* **Task brief**: Each entry below is to be given again word for word, with no pictures.

— begin Data provided —

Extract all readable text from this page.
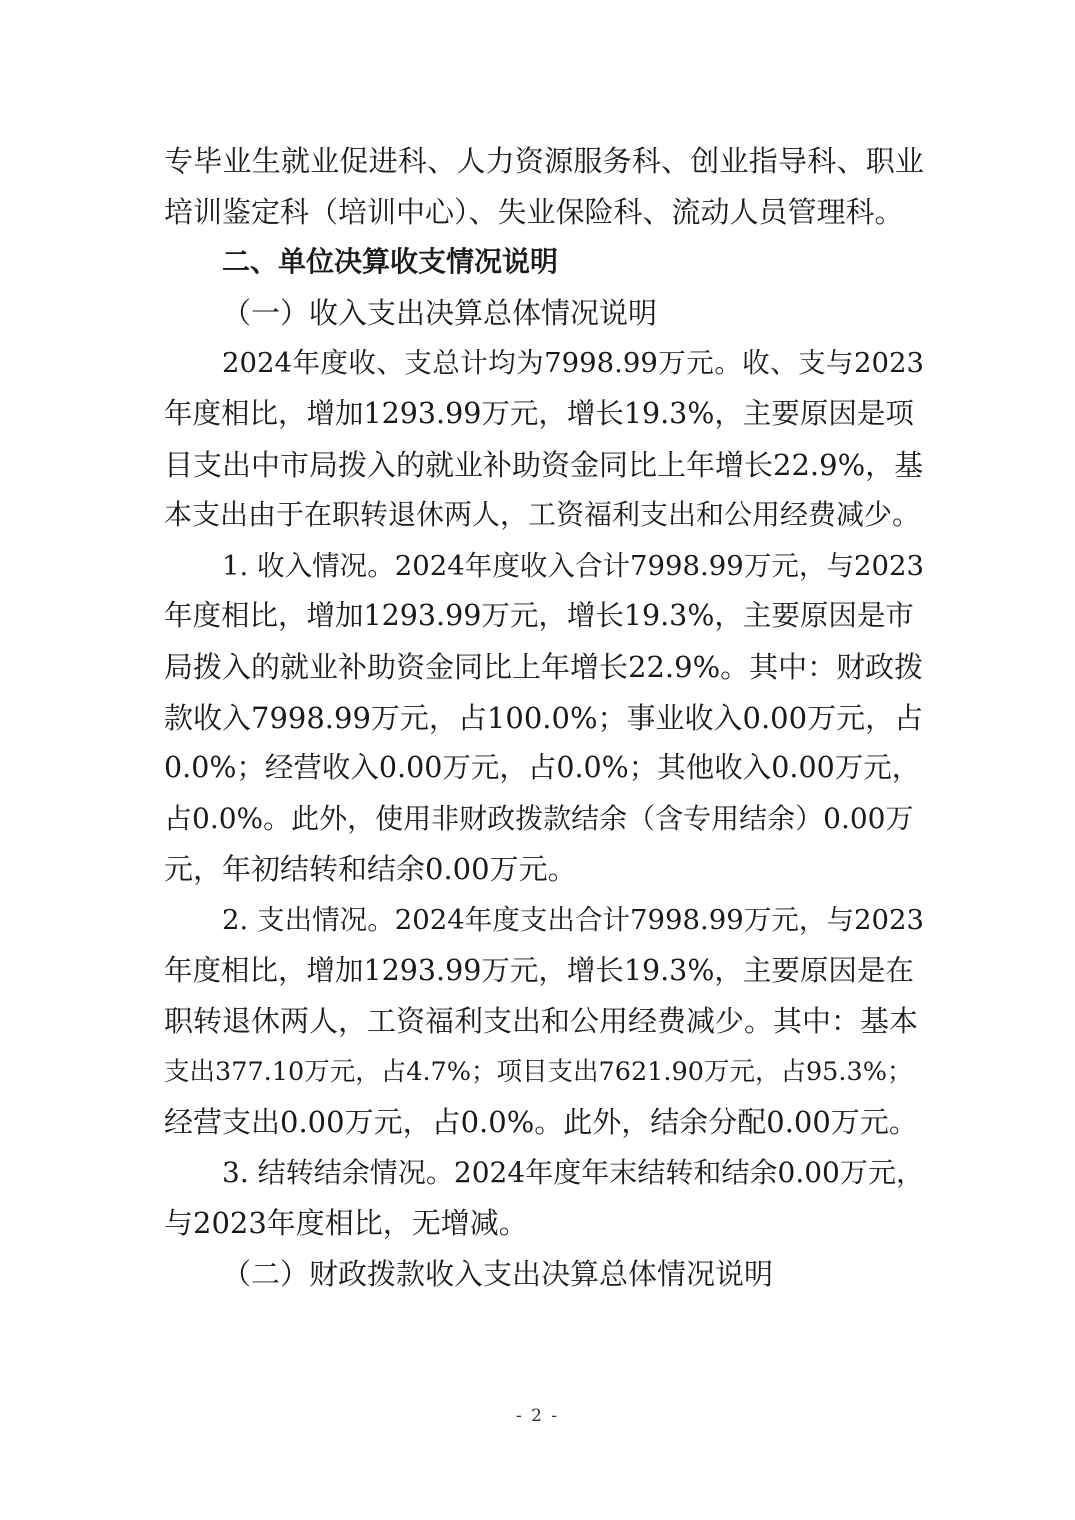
专毕业生就业促进科、人力资源服务科、创业指导科、职业
培训鉴定科（培训中心）、失业保险科、流动人员管理科。
二、单位决算收支情况说明
（一）收入支出决算总体情况说明
2024年度收、支总计均为7998.99万元。收、支与2023
年度相比，增加1293.99万元，增长19.3%，主要原因是项
目支出中市局拨入的就业补助资金同比上年增长22.9%，基
本支出由于在职转退休两人，工资福利支出和公用经费减少。
1. 收入情况。2024年度收入合计7998.99万元，与2023
年度相比，增加1293.99万元，增长19.3%，主要原因是市
局拨入的就业补助资金同比上年增长22.9%。其中：财政拨
款收入7998.99万元，占100.0%；事业收入0.00万元，占
0.0%；经营收入0.00万元，占0.0%；其他收入0.00万元，
占0.0%。此外，使用非财政拨款结余（含专用结余）0.00万
元，年初结转和结余0.00万元。
2. 支出情况。2024年度支出合计7998.99万元，与2023
年度相比，增加1293.99万元，增长19.3%，主要原因是在
职转退休两人，工资福利支出和公用经费减少。其中：基本
支出377.10万元，占4.7%；项目支出7621.90万元，占95.3%；
经营支出0.00万元，占0.0%。此外，结余分配0.00万元。
3. 结转结余情况。2024年度年末结转和结余0.00万元，
与2023年度相比，无增减。
（二）财政拨款收入支出决算总体情况说明
- 2 -
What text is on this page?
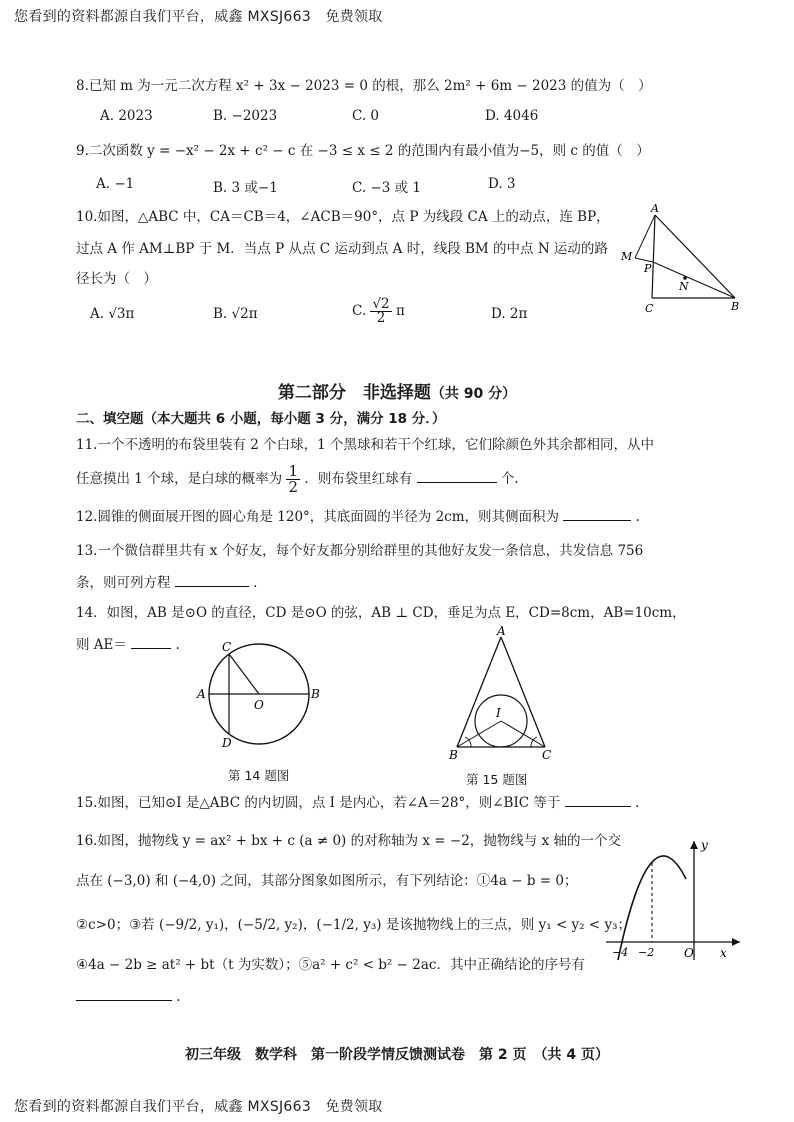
您看到的资料都源自我们平台，威鑫 MXSJ663　免费领取
8.已知 m 为一元二次方程 x² + 3x − 2023 = 0 的根，那么 2m² + 6m − 2023 的值为（　）
A. 2023	B. −2023	C. 0	D. 4046
9.二次函数 y = −x² − 2x + c² − c 在 −3 ≤ x ≤ 2 的范围内有最小值为−5，则 c 的值（　）
A. −1	B. 3 或−1	C. −3 或 1	D. 3
10.如图，△ABC 中，CA＝CB＝4，∠ACB＝90°，点 P 为线段 CA 上的动点，连 BP，
过点 A 作 AM⊥BP 于 M．当点 P 从点 C 运动到点 A 时，线段 BM 的中点 N 运动的路
径长为（　）
A. √3π	B. √2π	C. $\frac{√2}{2}$ π	D. 2π
A
M
P
N
C	B
第二部分　非选择题（共 90 分）
二、填空题（本大题共 6 小题，每小题 3 分，满分 18 分．）
11.一个不透明的布袋里装有 2 个白球，1 个黑球和若干个红球，它们除颜色外其余都相同，从中
任意摸出 1 个球，是白球的概率为 $\frac{1}{2}$ ．则布袋里红球有	个.
12.圆锥的侧面展开图的圆心角是 120°，其底面圆的半径为 2cm，则其侧面积为	.
13.一个微信群里共有 x 个好友，每个好友都分别给群里的其他好友发一条信息，共发信息 756
条，则可列方程	.
14．如图，AB 是⊙O 的直径，CD 是⊙O 的弦，AB ⊥ CD，垂足为点 E，CD=8cm，AB=10cm，
则 AE＝	.	C
A
O
B
D
第 14 题图
A
I
B	C
第 15 题图
15.如图，已知⊙I 是△ABC 的内切圆，点 I 是内心，若∠A＝28°，则∠BIC 等于	.
16.如图，抛物线 y = ax² + bx + c (a ≠ 0) 的对称轴为 x = −2，抛物线与 x 轴的一个交
点在 (−3,0) 和 (−4,0) 之间，其部分图象如图所示，有下列结论：①4a − b = 0；
②c>0；③若 (−9/2, y₁)，(−5/2, y₂)，(−1/2, y₃) 是该抛物线上的三点，则 y₁ < y₂ < y₃；
④4a − 2b ≥ at² + bt（t 为实数）；⑤a² + c² < b² − 2ac．其中正确结论的序号有
.
y
−4 −2 O x
初三年级　数学科　第一阶段学情反馈测试卷　第 2 页　（共 4 页）
您看到的资料都源自我们平台，威鑫 MXSJ663　免费领取
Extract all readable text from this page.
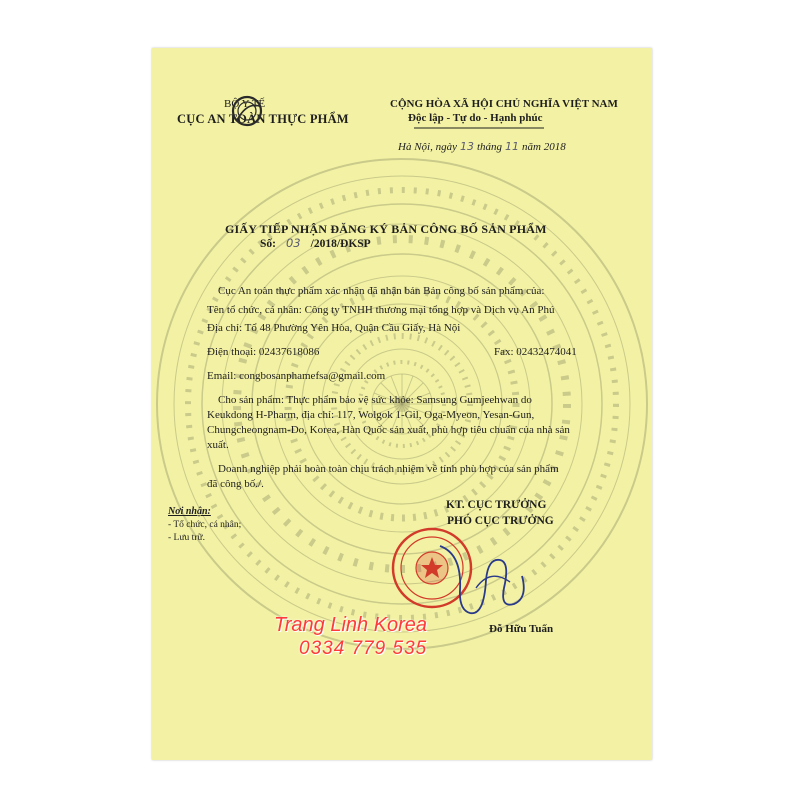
BỘ Y TẾ
CỤC AN TOÀN THỰC PHẨM
CỘNG HÒA XÃ HỘI CHỦ NGHĨA VIỆT NAM
Độc lập - Tự do - Hạnh phúc
Hà Nội, ngày 13 tháng 11 năm 2018
GIẤY TIẾP NHẬN ĐĂNG KÝ BẢN CÔNG BỐ SẢN PHẨM
Số: 03 /2018/ĐKSP
Cục An toàn thực phẩm xác nhận đã nhận bản Bản công bố sản phẩm của:
Tên tổ chức, cá nhân: Công ty TNHH thương mại tổng hợp và Dịch vụ An Phú
Địa chỉ: Tổ 48 Phường Yên Hòa, Quận Cầu Giấy, Hà Nội
Điện thoại: 02437618086	Fax: 02432474041
Email: congbosanphamefsa@gmail.com
Cho sản phẩm: Thực phẩm bảo vệ sức khỏe: Samsung Gumjeehwan do
Keukdong H-Pharm, địa chỉ: 117, Wolgok 1-Gil, Oga-Myeon, Yesan-Gun,
Chungcheongnam-Do, Korea, Hàn Quốc sản xuất, phù hợp tiêu chuẩn của nhà sản
xuất.
Doanh nghiệp phải hoàn toàn chịu trách nhiệm về tính phù hợp của sản phẩm
đã công bố./.
Nơi nhận:
- Tổ chức, cá nhân;
- Lưu trữ.
KT. CỤC TRƯỞNG
PHÓ CỤC TRƯỞNG
Đỗ Hữu Tuấn
Trang Linh Korea
0334 779 535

— end Data provided —

* **Task answer**:
Extract all readable text from this page.
专毕业生就业促进科、人力资源服务科、创业指导科、职业
培训鉴定科（培训中心）、失业保险科、流动人员管理科。
二、单位决算收支情况说明
（一）收入支出决算总体情况说明
2024年度收、支总计均为7998.99万元。收、支与2023
年度相比，增加1293.99万元，增长19.3%，主要原因是项
目支出中市局拨入的就业补助资金同比上年增长22.9%，基
本支出由于在职转退休两人，工资福利支出和公用经费减少。
1. 收入情况。2024年度收入合计7998.99万元，与2023
年度相比，增加1293.99万元，增长19.3%，主要原因是市
局拨入的就业补助资金同比上年增长22.9%。其中：财政拨
款收入7998.99万元，占100.0%；事业收入0.00万元，占
0.0%；经营收入0.00万元，占0.0%；其他收入0.00万元，
占0.0%。此外，使用非财政拨款结余（含专用结余）0.00万
元，年初结转和结余0.00万元。
2. 支出情况。2024年度支出合计7998.99万元，与2023
年度相比，增加1293.99万元，增长19.3%，主要原因是在
职转退休两人，工资福利支出和公用经费减少。其中：基本
支出377.10万元，占4.7%；项目支出7621.90万元，占95.3%；
经营支出0.00万元，占0.0%。此外，结余分配0.00万元。
3. 结转结余情况。2024年度年末结转和结余0.00万元，
与2023年度相比，无增减。
（二）财政拨款收入支出决算总体情况说明
- 2 -
What text is on this page?
您看到的资料都源自我们平台，威鑫 MXSJ663　免费领取
8.已知 m 为一元二次方程 x² + 3x − 2023 = 0 的根，那么 2m² + 6m − 2023 的值为（　）
A. 2023	B. −2023	C. 0	D. 4046
9.二次函数 y = −x² − 2x + c² − c 在 −3 ≤ x ≤ 2 的范围内有最小值为−5，则 c 的值（　）
A. −1	B. 3 或−1	C. −3 或 1	D. 3
10.如图，△ABC 中，CA＝CB＝4，∠ACB＝90°，点 P 为线段 CA 上的动点，连 BP，
过点 A 作 AM⊥BP 于 M．当点 P 从点 C 运动到点 A 时，线段 BM 的中点 N 运动的路
径长为（　）
A. √3π	B. √2π	C. $\frac{√2}{2}$ π	D. 2π
A
M
P
N
C	B
第二部分　非选择题（共 90 分）
二、填空题（本大题共 6 小题，每小题 3 分，满分 18 分．）
11.一个不透明的布袋里装有 2 个白球，1 个黑球和若干个红球，它们除颜色外其余都相同，从中
任意摸出 1 个球，是白球的概率为 $\frac{1}{2}$ ．则布袋里红球有	个.
12.圆锥的侧面展开图的圆心角是 120°，其底面圆的半径为 2cm，则其侧面积为	.
13.一个微信群里共有 x 个好友，每个好友都分别给群里的其他好友发一条信息，共发信息 756
条，则可列方程	.
14．如图，AB 是⊙O 的直径，CD 是⊙O 的弦，AB ⊥ CD，垂足为点 E，CD=8cm，AB=10cm，
则 AE＝	.	C
A
O
B
D
第 14 题图
A
I
B	C
第 15 题图
15.如图，已知⊙I 是△ABC 的内切圆，点 I 是内心，若∠A＝28°，则∠BIC 等于	.
16.如图，抛物线 y = ax² + bx + c (a ≠ 0) 的对称轴为 x = −2，抛物线与 x 轴的一个交
点在 (−3,0) 和 (−4,0) 之间，其部分图象如图所示，有下列结论：①4a − b = 0；
②c>0；③若 (−9/2, y₁)，(−5/2, y₂)，(−1/2, y₃) 是该抛物线上的三点，则 y₁ < y₂ < y₃；
④4a − 2b ≥ at² + bt（t 为实数）；⑤a² + c² < b² − 2ac．其中正确结论的序号有
.
y
−4 −2 O x
初三年级　数学科　第一阶段学情反馈测试卷　第 2 页　（共 4 页）
您看到的资料都源自我们平台，威鑫 MXSJ663　免费领取
Extract all readable text from this page.
BỘ Y TẾ
CỤC AN TOÀN THỰC PHẨM
CỘNG HÒA XÃ HỘI CHỦ NGHĨA VIỆT NAM
Độc lập - Tự do - Hạnh phúc
Hà Nội, ngày 13 tháng 11 năm 2018
GIẤY TIẾP NHẬN ĐĂNG KÝ BẢN CÔNG BỐ SẢN PHẨM
Số: 03 /2018/ĐKSP
Cục An toàn thực phẩm xác nhận đã nhận bản Bản công bố sản phẩm của:
Tên tổ chức, cá nhân: Công ty TNHH thương mại tổng hợp và Dịch vụ An Phú
Địa chỉ: Tổ 48 Phường Yên Hòa, Quận Cầu Giấy, Hà Nội
Điện thoại: 02437618086	Fax: 02432474041
Email: congbosanphamefsa@gmail.com
Cho sản phẩm: Thực phẩm bảo vệ sức khỏe: Samsung Gumjeehwan do
Keukdong H-Pharm, địa chỉ: 117, Wolgok 1-Gil, Oga-Myeon, Yesan-Gun,
Chungcheongnam-Do, Korea, Hàn Quốc sản xuất, phù hợp tiêu chuẩn của nhà sản
xuất.
Doanh nghiệp phải hoàn toàn chịu trách nhiệm về tính phù hợp của sản phẩm
đã công bố./.
Nơi nhận:
- Tổ chức, cá nhân;
- Lưu trữ.
KT. CỤC TRƯỞNG
PHÓ CỤC TRƯỞNG
Đỗ Hữu Tuấn
Trang Linh Korea
0334 779 535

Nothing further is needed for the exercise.